:: TASK OBJECTIVE ::
Make an exact copy of the records, with the images left out.
[Begin AVAILABLE RECORDS]
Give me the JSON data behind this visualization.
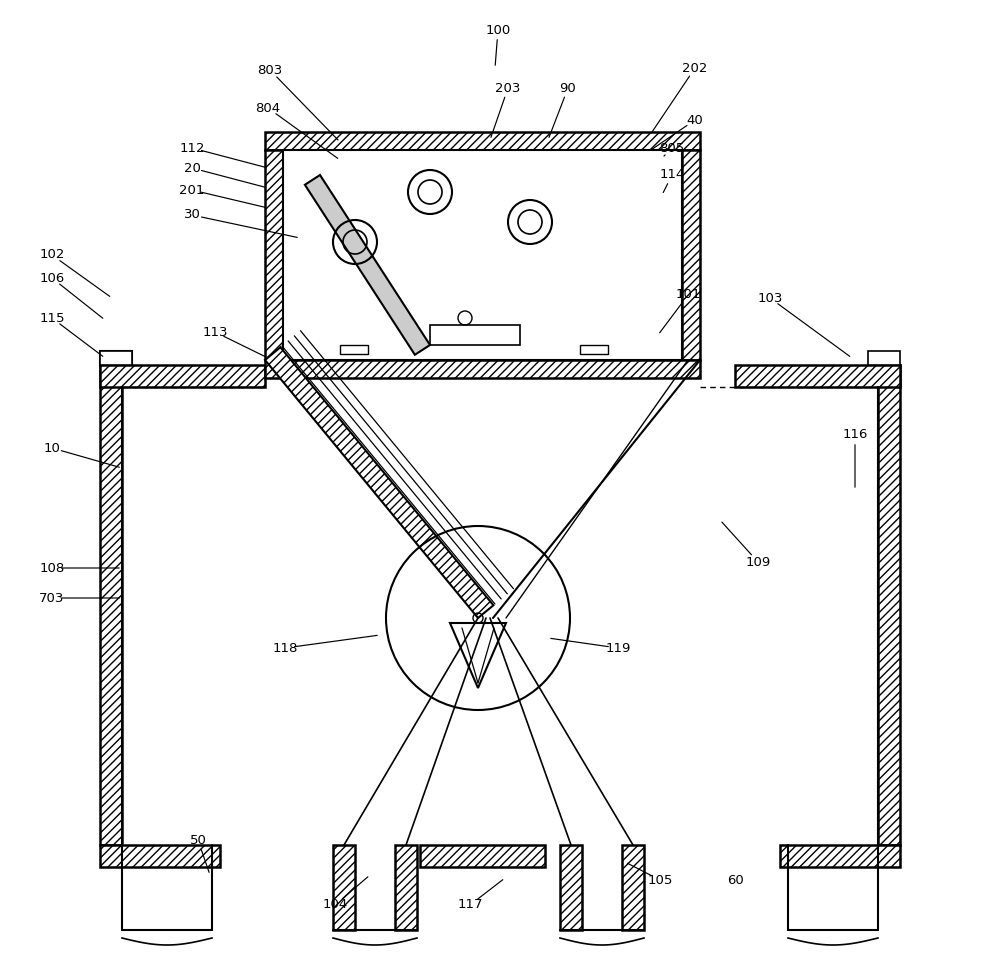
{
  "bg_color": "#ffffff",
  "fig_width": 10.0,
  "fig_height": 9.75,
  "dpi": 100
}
[End AVAILABLE RECORDS]
:: EXERCISE RESPONSE ::
Give me the JSON data behind this visualization.
{
  "bg_color": "#ffffff",
  "fig_width": 10.0,
  "fig_height": 9.75,
  "dpi": 100
}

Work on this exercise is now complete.